Make an exact transcription of the material, leaving out all images.

═════ Given information ═════

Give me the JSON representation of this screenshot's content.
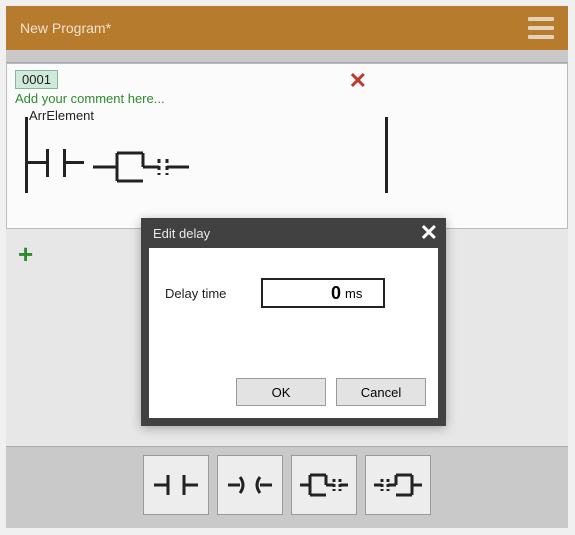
{
  "titlebar": {
    "title": "New Program*"
  },
  "rung": {
    "number": "0001",
    "comment_placeholder": "Add your comment here...",
    "element_label": "ArrElement"
  },
  "dialog": {
    "title": "Edit delay",
    "field_label": "Delay time",
    "value": "0",
    "unit": "ms",
    "ok": "OK",
    "cancel": "Cancel"
  }
}
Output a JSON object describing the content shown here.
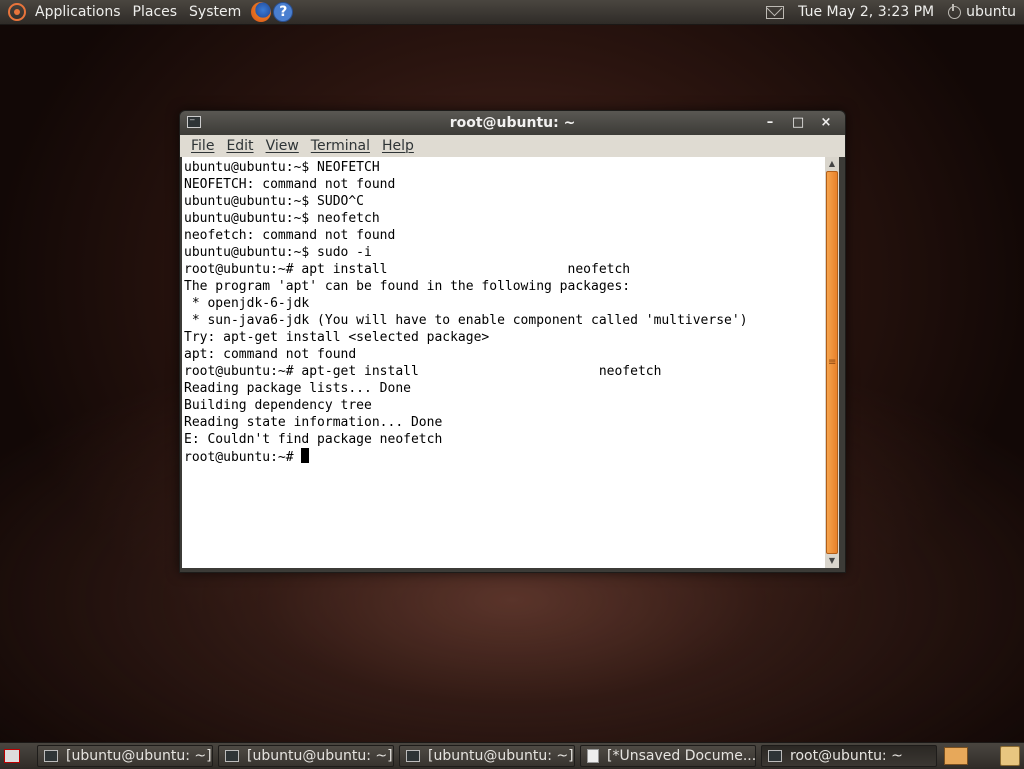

═════

● **Output of the exercise**:
Give me the JSON representation of this screenshot's content.
{
  "titlebar": {
    "title": "New Program*"
  },
  "rung": {
    "number": "0001",
    "comment_placeholder": "Add your comment here...",
    "element_label": "ArrElement"
  },
  "dialog": {
    "title": "Edit delay",
    "field_label": "Delay time",
    "value": "0",
    "unit": "ms",
    "ok": "OK",
    "cancel": "Cancel"
  }
}
Output a JSON object describing the content shown here.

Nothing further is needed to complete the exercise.